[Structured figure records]
-- start --

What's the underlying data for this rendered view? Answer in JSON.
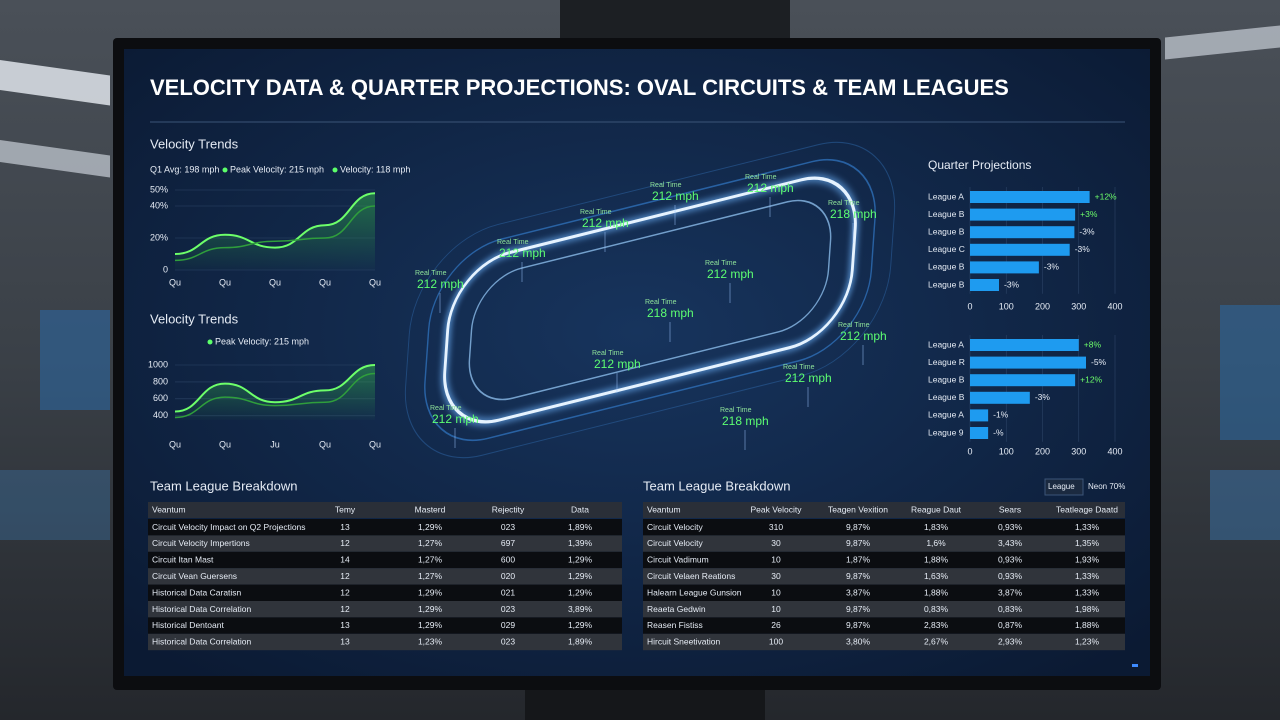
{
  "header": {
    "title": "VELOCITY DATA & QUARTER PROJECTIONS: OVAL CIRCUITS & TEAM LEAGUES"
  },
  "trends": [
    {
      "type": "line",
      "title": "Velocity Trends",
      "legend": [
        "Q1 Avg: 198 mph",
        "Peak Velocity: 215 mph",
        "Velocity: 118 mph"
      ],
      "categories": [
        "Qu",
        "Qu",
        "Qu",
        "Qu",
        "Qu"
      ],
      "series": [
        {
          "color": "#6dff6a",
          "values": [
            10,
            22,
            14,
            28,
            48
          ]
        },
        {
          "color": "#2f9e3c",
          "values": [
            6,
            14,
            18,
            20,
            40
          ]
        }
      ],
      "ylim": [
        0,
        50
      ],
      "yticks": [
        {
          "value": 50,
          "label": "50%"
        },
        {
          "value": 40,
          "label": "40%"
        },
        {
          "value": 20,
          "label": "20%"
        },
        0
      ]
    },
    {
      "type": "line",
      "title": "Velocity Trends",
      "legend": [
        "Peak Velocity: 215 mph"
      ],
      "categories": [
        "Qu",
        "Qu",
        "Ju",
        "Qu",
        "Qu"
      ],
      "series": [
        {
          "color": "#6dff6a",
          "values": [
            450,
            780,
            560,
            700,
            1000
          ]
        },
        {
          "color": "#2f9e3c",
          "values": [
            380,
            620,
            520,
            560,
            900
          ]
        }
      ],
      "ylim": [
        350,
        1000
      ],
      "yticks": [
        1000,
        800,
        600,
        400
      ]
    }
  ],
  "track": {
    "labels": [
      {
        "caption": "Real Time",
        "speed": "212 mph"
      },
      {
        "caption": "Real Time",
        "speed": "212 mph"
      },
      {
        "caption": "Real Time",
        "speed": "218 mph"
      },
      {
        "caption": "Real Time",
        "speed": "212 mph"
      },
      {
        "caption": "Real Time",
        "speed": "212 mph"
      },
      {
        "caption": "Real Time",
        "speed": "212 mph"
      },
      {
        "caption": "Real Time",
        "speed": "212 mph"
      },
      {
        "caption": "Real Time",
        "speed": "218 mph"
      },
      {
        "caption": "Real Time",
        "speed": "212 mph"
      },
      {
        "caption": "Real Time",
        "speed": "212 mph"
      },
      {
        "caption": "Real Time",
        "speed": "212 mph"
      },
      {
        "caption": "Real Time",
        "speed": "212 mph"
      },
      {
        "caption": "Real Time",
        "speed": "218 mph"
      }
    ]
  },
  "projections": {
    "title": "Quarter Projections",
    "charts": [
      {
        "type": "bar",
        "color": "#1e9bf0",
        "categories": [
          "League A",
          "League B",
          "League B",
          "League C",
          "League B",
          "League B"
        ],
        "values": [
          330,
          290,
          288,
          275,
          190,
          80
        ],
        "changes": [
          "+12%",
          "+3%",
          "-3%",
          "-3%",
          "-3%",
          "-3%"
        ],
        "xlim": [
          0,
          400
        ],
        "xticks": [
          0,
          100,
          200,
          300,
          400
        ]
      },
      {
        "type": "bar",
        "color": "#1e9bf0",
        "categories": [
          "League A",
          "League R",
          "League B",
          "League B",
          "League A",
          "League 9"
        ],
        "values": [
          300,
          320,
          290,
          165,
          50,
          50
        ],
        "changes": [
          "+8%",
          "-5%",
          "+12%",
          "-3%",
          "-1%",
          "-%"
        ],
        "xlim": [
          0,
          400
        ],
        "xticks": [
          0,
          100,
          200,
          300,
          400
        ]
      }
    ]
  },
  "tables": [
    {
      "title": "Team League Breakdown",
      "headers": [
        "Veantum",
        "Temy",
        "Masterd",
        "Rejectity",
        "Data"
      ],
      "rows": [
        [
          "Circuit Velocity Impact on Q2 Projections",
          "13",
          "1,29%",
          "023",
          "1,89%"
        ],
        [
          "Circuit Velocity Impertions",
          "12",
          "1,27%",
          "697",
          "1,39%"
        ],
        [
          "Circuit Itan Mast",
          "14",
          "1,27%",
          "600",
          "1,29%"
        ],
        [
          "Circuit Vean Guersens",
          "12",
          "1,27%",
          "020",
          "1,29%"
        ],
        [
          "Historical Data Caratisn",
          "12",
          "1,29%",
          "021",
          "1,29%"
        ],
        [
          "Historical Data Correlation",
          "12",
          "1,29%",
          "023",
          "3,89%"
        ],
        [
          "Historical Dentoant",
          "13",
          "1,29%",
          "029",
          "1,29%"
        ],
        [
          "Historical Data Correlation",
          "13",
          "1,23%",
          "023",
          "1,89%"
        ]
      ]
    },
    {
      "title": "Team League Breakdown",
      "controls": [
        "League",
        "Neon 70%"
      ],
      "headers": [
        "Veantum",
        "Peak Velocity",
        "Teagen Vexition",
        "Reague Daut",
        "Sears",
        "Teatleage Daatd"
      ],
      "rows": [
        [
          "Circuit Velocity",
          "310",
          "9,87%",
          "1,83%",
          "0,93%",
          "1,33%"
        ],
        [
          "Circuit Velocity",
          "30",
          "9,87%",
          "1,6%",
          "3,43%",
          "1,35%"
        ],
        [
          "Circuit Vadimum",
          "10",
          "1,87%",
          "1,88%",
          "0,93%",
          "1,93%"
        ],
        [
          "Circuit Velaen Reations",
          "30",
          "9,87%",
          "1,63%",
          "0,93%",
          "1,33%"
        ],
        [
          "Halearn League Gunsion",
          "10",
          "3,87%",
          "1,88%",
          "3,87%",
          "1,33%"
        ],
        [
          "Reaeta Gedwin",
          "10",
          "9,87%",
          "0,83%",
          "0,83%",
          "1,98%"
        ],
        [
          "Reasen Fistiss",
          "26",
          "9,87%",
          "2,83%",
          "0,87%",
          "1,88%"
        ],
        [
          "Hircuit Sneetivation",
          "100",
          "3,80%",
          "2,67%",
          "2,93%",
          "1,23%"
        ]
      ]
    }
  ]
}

-- end --

Lines containing "Historical" are to be counted. State the total and add nothing.

SOLUTION TO THE PROBLEM ▸
4